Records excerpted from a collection
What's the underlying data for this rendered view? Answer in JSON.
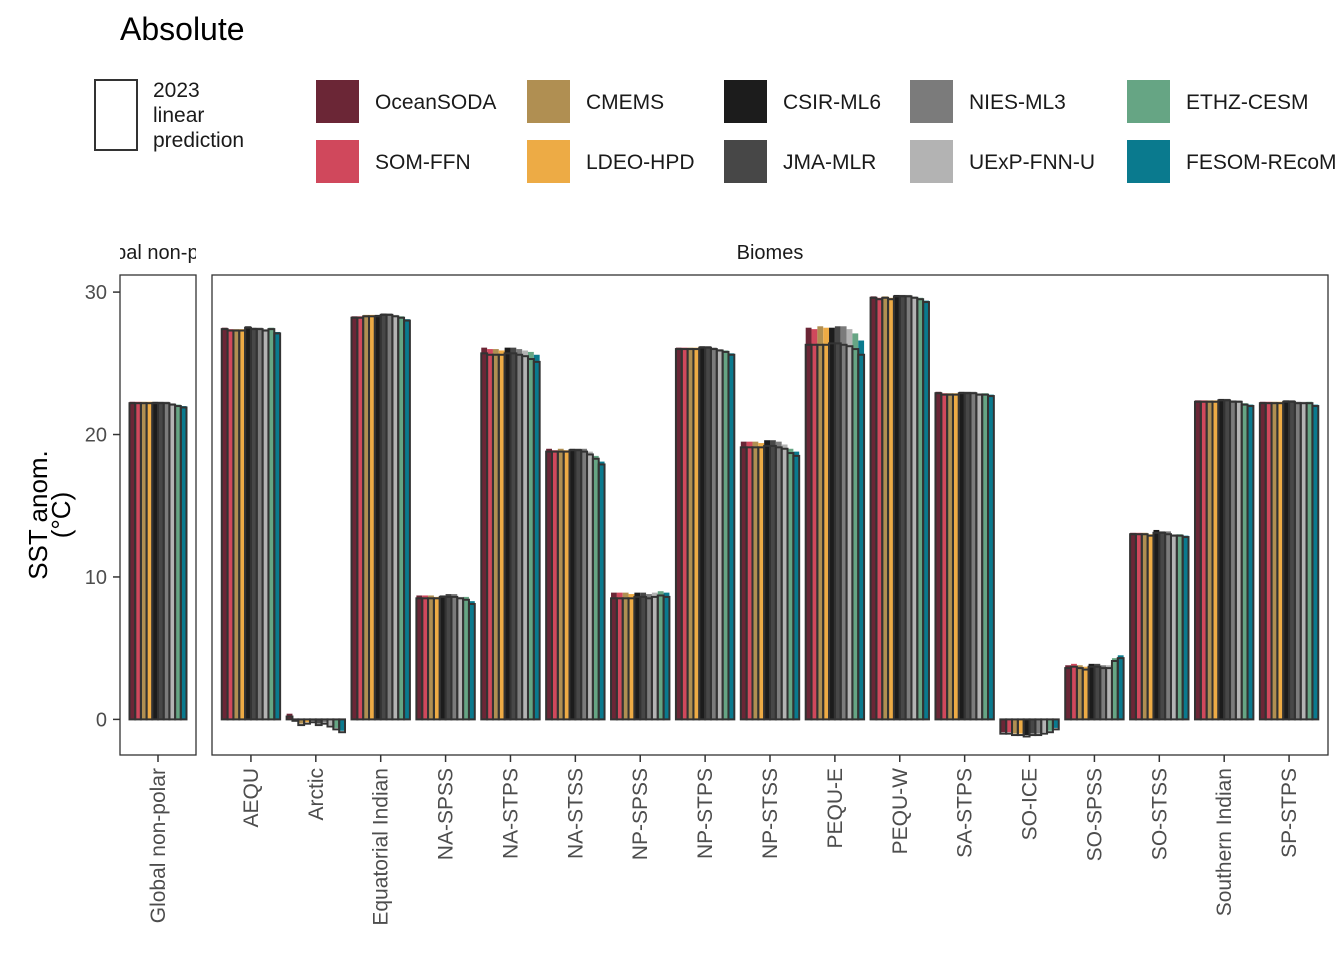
{
  "chart_data": {
    "type": "bar",
    "title": "Absolute",
    "ylabel_line1": "SST anom.",
    "ylabel_line2": "(°C)",
    "ylim": [
      -2.5,
      31.2
    ],
    "yticks": [
      0,
      10,
      20,
      30
    ],
    "grid": false,
    "legend_position": "top",
    "outline_legend": {
      "line1": "2023",
      "line2": "linear",
      "line3": "prediction"
    },
    "series": [
      {
        "name": "OceanSODA",
        "color": "#6b2636"
      },
      {
        "name": "SOM-FFN",
        "color": "#d0485c"
      },
      {
        "name": "CMEMS",
        "color": "#b08f52"
      },
      {
        "name": "LDEO-HPD",
        "color": "#edab45"
      },
      {
        "name": "CSIR-ML6",
        "color": "#1c1c1c"
      },
      {
        "name": "JMA-MLR",
        "color": "#474747"
      },
      {
        "name": "NIES-ML3",
        "color": "#7b7b7b"
      },
      {
        "name": "UExP-FNN-U",
        "color": "#b3b3b3"
      },
      {
        "name": "ETHZ-CESM",
        "color": "#66a584"
      },
      {
        "name": "FESOM-REcoM",
        "color": "#0a7a8e"
      }
    ],
    "panels": [
      {
        "strip": "Global non-polar",
        "categories": [
          {
            "label": "Global non-polar",
            "values": [
              22.3,
              22.3,
              22.3,
              22.3,
              22.3,
              22.3,
              22.3,
              22.2,
              22.1,
              22.0
            ],
            "predicted": [
              22.2,
              22.2,
              22.2,
              22.2,
              22.2,
              22.2,
              22.2,
              22.1,
              22.0,
              21.9
            ]
          }
        ]
      },
      {
        "strip": "Biomes",
        "categories": [
          {
            "label": "AEQU",
            "values": [
              27.5,
              27.4,
              27.4,
              27.4,
              27.6,
              27.5,
              27.5,
              27.4,
              27.5,
              27.2
            ],
            "predicted": [
              27.4,
              27.3,
              27.3,
              27.3,
              27.5,
              27.4,
              27.4,
              27.3,
              27.4,
              27.1
            ]
          },
          {
            "label": "Arctic",
            "values": [
              0.4,
              0.0,
              -0.3,
              -0.2,
              -0.1,
              -0.3,
              -0.2,
              -0.4,
              -0.6,
              -0.8
            ],
            "predicted": [
              0.2,
              -0.1,
              -0.4,
              -0.3,
              -0.2,
              -0.4,
              -0.3,
              -0.5,
              -0.7,
              -0.9
            ]
          },
          {
            "label": "Equatorial Indian",
            "values": [
              28.3,
              28.3,
              28.4,
              28.4,
              28.4,
              28.5,
              28.5,
              28.4,
              28.3,
              28.1
            ],
            "predicted": [
              28.2,
              28.2,
              28.3,
              28.3,
              28.3,
              28.4,
              28.4,
              28.3,
              28.2,
              28.0
            ]
          },
          {
            "label": "NA-SPSS",
            "values": [
              8.7,
              8.7,
              8.7,
              8.6,
              8.7,
              8.8,
              8.8,
              8.6,
              8.6,
              8.3
            ],
            "predicted": [
              8.5,
              8.5,
              8.5,
              8.5,
              8.6,
              8.6,
              8.6,
              8.5,
              8.4,
              8.1
            ]
          },
          {
            "label": "NA-STPS",
            "values": [
              26.1,
              26.0,
              26.0,
              25.9,
              26.1,
              26.1,
              26.0,
              25.9,
              25.8,
              25.6
            ],
            "predicted": [
              25.7,
              25.6,
              25.6,
              25.6,
              25.7,
              25.7,
              25.6,
              25.5,
              25.3,
              25.1
            ]
          },
          {
            "label": "NA-STSS",
            "values": [
              19.0,
              18.9,
              19.0,
              18.9,
              19.0,
              19.0,
              19.0,
              18.8,
              18.5,
              18.1
            ],
            "predicted": [
              18.8,
              18.8,
              18.8,
              18.8,
              18.9,
              18.9,
              18.8,
              18.6,
              18.3,
              17.9
            ]
          },
          {
            "label": "NP-SPSS",
            "values": [
              8.9,
              8.9,
              8.9,
              8.8,
              8.9,
              8.9,
              8.8,
              8.9,
              9.0,
              8.9
            ],
            "predicted": [
              8.5,
              8.5,
              8.5,
              8.5,
              8.6,
              8.6,
              8.5,
              8.6,
              8.7,
              8.6
            ]
          },
          {
            "label": "NP-STPS",
            "values": [
              26.1,
              26.1,
              26.1,
              26.1,
              26.2,
              26.2,
              26.1,
              26.0,
              25.9,
              25.7
            ],
            "predicted": [
              26.0,
              26.0,
              26.0,
              26.0,
              26.1,
              26.1,
              26.0,
              25.9,
              25.8,
              25.6
            ]
          },
          {
            "label": "NP-STSS",
            "values": [
              19.5,
              19.5,
              19.5,
              19.4,
              19.6,
              19.6,
              19.5,
              19.3,
              19.0,
              18.8
            ],
            "predicted": [
              19.1,
              19.1,
              19.1,
              19.1,
              19.2,
              19.2,
              19.1,
              19.0,
              18.7,
              18.5
            ]
          },
          {
            "label": "PEQU-E",
            "values": [
              27.5,
              27.4,
              27.6,
              27.5,
              27.5,
              27.6,
              27.6,
              27.4,
              27.1,
              26.6
            ],
            "predicted": [
              26.3,
              26.3,
              26.3,
              26.3,
              26.4,
              26.4,
              26.3,
              26.2,
              26.0,
              25.6
            ]
          },
          {
            "label": "PEQU-W",
            "values": [
              29.7,
              29.6,
              29.7,
              29.6,
              29.8,
              29.8,
              29.8,
              29.7,
              29.6,
              29.4
            ],
            "predicted": [
              29.6,
              29.5,
              29.6,
              29.5,
              29.7,
              29.7,
              29.7,
              29.6,
              29.5,
              29.3
            ]
          },
          {
            "label": "SA-STPS",
            "values": [
              23.0,
              22.9,
              22.9,
              22.9,
              23.0,
              23.0,
              23.0,
              22.9,
              22.9,
              22.8
            ],
            "predicted": [
              22.9,
              22.8,
              22.8,
              22.8,
              22.9,
              22.9,
              22.9,
              22.8,
              22.8,
              22.7
            ]
          },
          {
            "label": "SO-ICE",
            "values": [
              -0.9,
              -0.9,
              -1.0,
              -1.0,
              -1.1,
              -1.0,
              -1.0,
              -0.9,
              -0.8,
              -0.6
            ],
            "predicted": [
              -1.0,
              -1.0,
              -1.1,
              -1.1,
              -1.2,
              -1.1,
              -1.1,
              -1.0,
              -0.9,
              -0.7
            ]
          },
          {
            "label": "SO-SPSS",
            "values": [
              3.8,
              3.9,
              3.8,
              3.7,
              3.9,
              3.9,
              3.8,
              3.8,
              4.3,
              4.5
            ],
            "predicted": [
              3.6,
              3.7,
              3.6,
              3.5,
              3.7,
              3.7,
              3.6,
              3.6,
              4.1,
              4.3
            ]
          },
          {
            "label": "SO-STSS",
            "values": [
              13.1,
              13.1,
              13.1,
              13.0,
              13.3,
              13.2,
              13.2,
              13.0,
              13.0,
              12.9
            ],
            "predicted": [
              13.0,
              13.0,
              13.0,
              12.9,
              13.1,
              13.1,
              13.0,
              12.9,
              12.9,
              12.8
            ]
          },
          {
            "label": "Southern Indian",
            "values": [
              22.4,
              22.4,
              22.4,
              22.4,
              22.5,
              22.5,
              22.4,
              22.4,
              22.2,
              22.1
            ],
            "predicted": [
              22.3,
              22.3,
              22.3,
              22.3,
              22.4,
              22.4,
              22.3,
              22.3,
              22.1,
              22.0
            ]
          },
          {
            "label": "SP-STPS",
            "values": [
              22.3,
              22.3,
              22.3,
              22.3,
              22.4,
              22.4,
              22.3,
              22.3,
              22.3,
              22.1
            ],
            "predicted": [
              22.2,
              22.2,
              22.2,
              22.2,
              22.3,
              22.3,
              22.2,
              22.2,
              22.2,
              22.0
            ]
          }
        ]
      }
    ]
  }
}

● **TASK TO COMPLETE**
Give nothing but the number of lines containing the string "strip".

● **THE REPLY**
2